Could you write out every record below exactly, leaving out any pictures?

* START Rows *

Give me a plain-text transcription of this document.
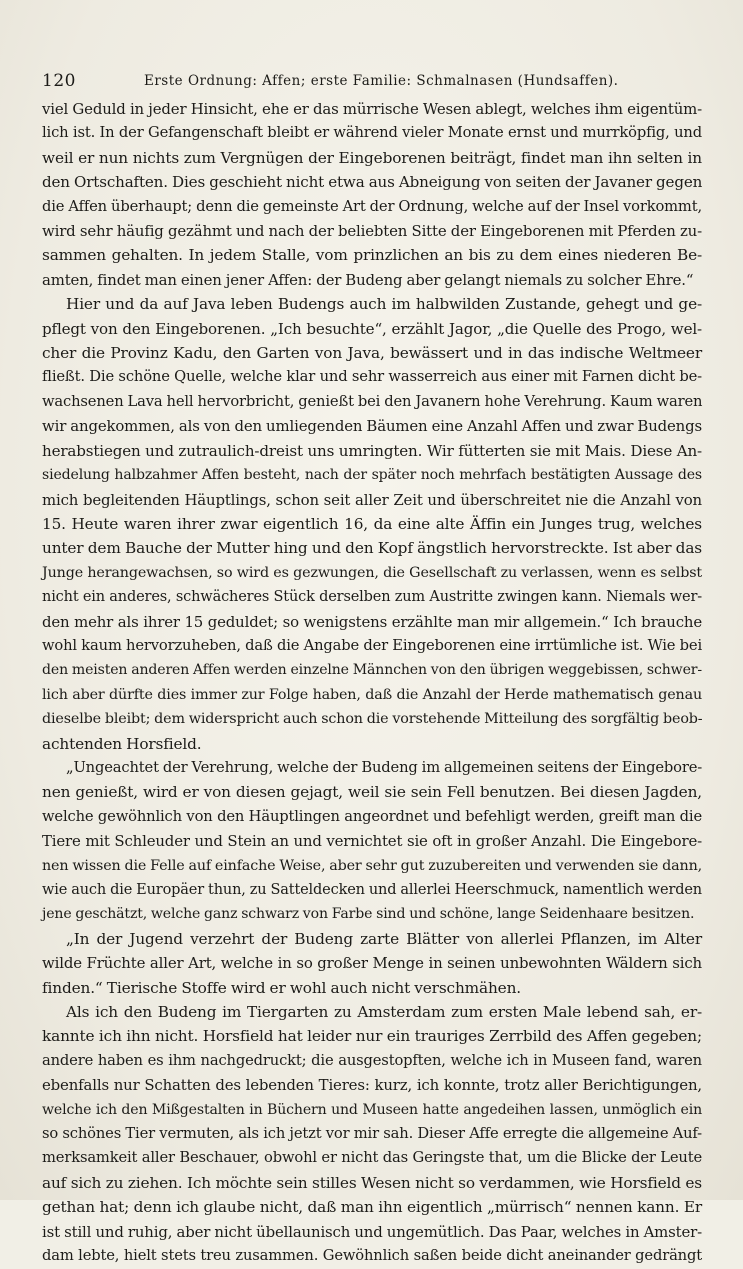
120	Erste Ordnung: Affen; erste Familie: Schmalnasen (Hundsaffen).
viel Geduld in jeder Hinsicht, ehe er das mürrische Wesen ablegt, welches ihm eigentüm-
lich ist. In der Gefangenschaft bleibt er während vieler Monate ernst und murrköpfig, und
weil er nun nichts zum Vergnügen der Eingeborenen beiträgt, findet man ihn selten in
den Ortschaften. Dies geschieht nicht etwa aus Abneigung von seiten der Javaner gegen
die Affen überhaupt; denn die gemeinste Art der Ordnung, welche auf der Insel vorkommt,
wird sehr häufig gezähmt und nach der beliebten Sitte der Eingeborenen mit Pferden zu-
sammen gehalten. In jedem Stalle, vom prinzlichen an bis zu dem eines niederen Be-
amten, findet man einen jener Affen: der Budeng aber gelangt niemals zu solcher Ehre.“
Hier und da auf Java leben Budengs auch im halbwilden Zustande, gehegt und ge-
pflegt von den Eingeborenen. „Ich besuchte“, erzählt Jagor, „die Quelle des Progo, wel-
cher die Provinz Kadu, den Garten von Java, bewässert und in das indische Weltmeer
fließt. Die schöne Quelle, welche klar und sehr wasserreich aus einer mit Farnen dicht be-
wachsenen Lava hell hervorbricht, genießt bei den Javanern hohe Verehrung. Kaum waren
wir angekommen, als von den umliegenden Bäumen eine Anzahl Affen und zwar Budengs
herabstiegen und zutraulich-dreist uns umringten. Wir fütterten sie mit Mais. Diese An-
siedelung halbzahmer Affen besteht, nach der später noch mehrfach bestätigten Aussage des
mich begleitenden Häuptlings, schon seit aller Zeit und überschreitet nie die Anzahl von
15. Heute waren ihrer zwar eigentlich 16, da eine alte Äffin ein Junges trug, welches
unter dem Bauche der Mutter hing und den Kopf ängstlich hervorstreckte. Ist aber das
Junge herangewachsen, so wird es gezwungen, die Gesellschaft zu verlassen, wenn es selbst
nicht ein anderes, schwächeres Stück derselben zum Austritte zwingen kann. Niemals wer-
den mehr als ihrer 15 geduldet; so wenigstens erzählte man mir allgemein.“ Ich brauche
wohl kaum hervorzuheben, daß die Angabe der Eingeborenen eine irrtümliche ist. Wie bei
den meisten anderen Affen werden einzelne Männchen von den übrigen weggebissen, schwer-
lich aber dürfte dies immer zur Folge haben, daß die Anzahl der Herde mathematisch genau
dieselbe bleibt; dem widerspricht auch schon die vorstehende Mitteilung des sorgfältig beob-
achtenden Horsfield.
„Ungeachtet der Verehrung, welche der Budeng im allgemeinen seitens der Eingebore-
nen genießt, wird er von diesen gejagt, weil sie sein Fell benutzen. Bei diesen Jagden,
welche gewöhnlich von den Häuptlingen angeordnet und befehligt werden, greift man die
Tiere mit Schleuder und Stein an und vernichtet sie oft in großer Anzahl. Die Eingebore-
nen wissen die Felle auf einfache Weise, aber sehr gut zuzubereiten und verwenden sie dann,
wie auch die Europäer thun, zu Satteldecken und allerlei Heerschmuck, namentlich werden
jene geschätzt, welche ganz schwarz von Farbe sind und schöne, lange Seidenhaare besitzen.
„In der Jugend verzehrt der Budeng zarte Blätter von allerlei Pflanzen, im Alter
wilde Früchte aller Art, welche in so großer Menge in seinen unbewohnten Wäldern sich
finden.“ Tierische Stoffe wird er wohl auch nicht verschmähen.
Als ich den Budeng im Tiergarten zu Amsterdam zum ersten Male lebend sah, er-
kannte ich ihn nicht. Horsfield hat leider nur ein trauriges Zerrbild des Affen gegeben;
andere haben es ihm nachgedruckt; die ausgestopften, welche ich in Museen fand, waren
ebenfalls nur Schatten des lebenden Tieres: kurz, ich konnte, trotz aller Berichtigungen,
welche ich den Mißgestalten in Büchern und Museen hatte angedeihen lassen, unmöglich ein
so schönes Tier vermuten, als ich jetzt vor mir sah. Dieser Affe erregte die allgemeine Auf-
merksamkeit aller Beschauer, obwohl er nicht das Geringste that, um die Blicke der Leute
auf sich zu ziehen. Ich möchte sein stilles Wesen nicht so verdammen, wie Horsfield es
gethan hat; denn ich glaube nicht, daß man ihn eigentlich „mürrisch“ nennen kann. Er
ist still und ruhig, aber nicht übellaunisch und ungemütlich. Das Paar, welches in Amster-
dam lebte, hielt stets treu zusammen. Gewöhnlich saßen beide dicht aneinander gedrängt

* END Rows *

Full output:
Give me a plain-text transcription of this document.
120	Erste Ordnung: Affen; erste Familie: Schmalnasen (Hundsaffen).
viel Geduld in jeder Hinsicht, ehe er das mürrische Wesen ablegt, welches ihm eigentüm-
lich ist. In der Gefangenschaft bleibt er während vieler Monate ernst und murrköpfig, und
weil er nun nichts zum Vergnügen der Eingeborenen beiträgt, findet man ihn selten in
den Ortschaften. Dies geschieht nicht etwa aus Abneigung von seiten der Javaner gegen
die Affen überhaupt; denn die gemeinste Art der Ordnung, welche auf der Insel vorkommt,
wird sehr häufig gezähmt und nach der beliebten Sitte der Eingeborenen mit Pferden zu-
sammen gehalten. In jedem Stalle, vom prinzlichen an bis zu dem eines niederen Be-
amten, findet man einen jener Affen: der Budeng aber gelangt niemals zu solcher Ehre.“
Hier und da auf Java leben Budengs auch im halbwilden Zustande, gehegt und ge-
pflegt von den Eingeborenen. „Ich besuchte“, erzählt Jagor, „die Quelle des Progo, wel-
cher die Provinz Kadu, den Garten von Java, bewässert und in das indische Weltmeer
fließt. Die schöne Quelle, welche klar und sehr wasserreich aus einer mit Farnen dicht be-
wachsenen Lava hell hervorbricht, genießt bei den Javanern hohe Verehrung. Kaum waren
wir angekommen, als von den umliegenden Bäumen eine Anzahl Affen und zwar Budengs
herabstiegen und zutraulich-dreist uns umringten. Wir fütterten sie mit Mais. Diese An-
siedelung halbzahmer Affen besteht, nach der später noch mehrfach bestätigten Aussage des
mich begleitenden Häuptlings, schon seit aller Zeit und überschreitet nie die Anzahl von
15. Heute waren ihrer zwar eigentlich 16, da eine alte Äffin ein Junges trug, welches
unter dem Bauche der Mutter hing und den Kopf ängstlich hervorstreckte. Ist aber das
Junge herangewachsen, so wird es gezwungen, die Gesellschaft zu verlassen, wenn es selbst
nicht ein anderes, schwächeres Stück derselben zum Austritte zwingen kann. Niemals wer-
den mehr als ihrer 15 geduldet; so wenigstens erzählte man mir allgemein.“ Ich brauche
wohl kaum hervorzuheben, daß die Angabe der Eingeborenen eine irrtümliche ist. Wie bei
den meisten anderen Affen werden einzelne Männchen von den übrigen weggebissen, schwer-
lich aber dürfte dies immer zur Folge haben, daß die Anzahl der Herde mathematisch genau
dieselbe bleibt; dem widerspricht auch schon die vorstehende Mitteilung des sorgfältig beob-
achtenden Horsfield.
„Ungeachtet der Verehrung, welche der Budeng im allgemeinen seitens der Eingebore-
nen genießt, wird er von diesen gejagt, weil sie sein Fell benutzen. Bei diesen Jagden,
welche gewöhnlich von den Häuptlingen angeordnet und befehligt werden, greift man die
Tiere mit Schleuder und Stein an und vernichtet sie oft in großer Anzahl. Die Eingebore-
nen wissen die Felle auf einfache Weise, aber sehr gut zuzubereiten und verwenden sie dann,
wie auch die Europäer thun, zu Satteldecken und allerlei Heerschmuck, namentlich werden
jene geschätzt, welche ganz schwarz von Farbe sind und schöne, lange Seidenhaare besitzen.
„In der Jugend verzehrt der Budeng zarte Blätter von allerlei Pflanzen, im Alter
wilde Früchte aller Art, welche in so großer Menge in seinen unbewohnten Wäldern sich
finden.“ Tierische Stoffe wird er wohl auch nicht verschmähen.
Als ich den Budeng im Tiergarten zu Amsterdam zum ersten Male lebend sah, er-
kannte ich ihn nicht. Horsfield hat leider nur ein trauriges Zerrbild des Affen gegeben;
andere haben es ihm nachgedruckt; die ausgestopften, welche ich in Museen fand, waren
ebenfalls nur Schatten des lebenden Tieres: kurz, ich konnte, trotz aller Berichtigungen,
welche ich den Mißgestalten in Büchern und Museen hatte angedeihen lassen, unmöglich ein
so schönes Tier vermuten, als ich jetzt vor mir sah. Dieser Affe erregte die allgemeine Auf-
merksamkeit aller Beschauer, obwohl er nicht das Geringste that, um die Blicke der Leute
auf sich zu ziehen. Ich möchte sein stilles Wesen nicht so verdammen, wie Horsfield es
gethan hat; denn ich glaube nicht, daß man ihn eigentlich „mürrisch“ nennen kann. Er
ist still und ruhig, aber nicht übellaunisch und ungemütlich. Das Paar, welches in Amster-
dam lebte, hielt stets treu zusammen. Gewöhnlich saßen beide dicht aneinander gedrängt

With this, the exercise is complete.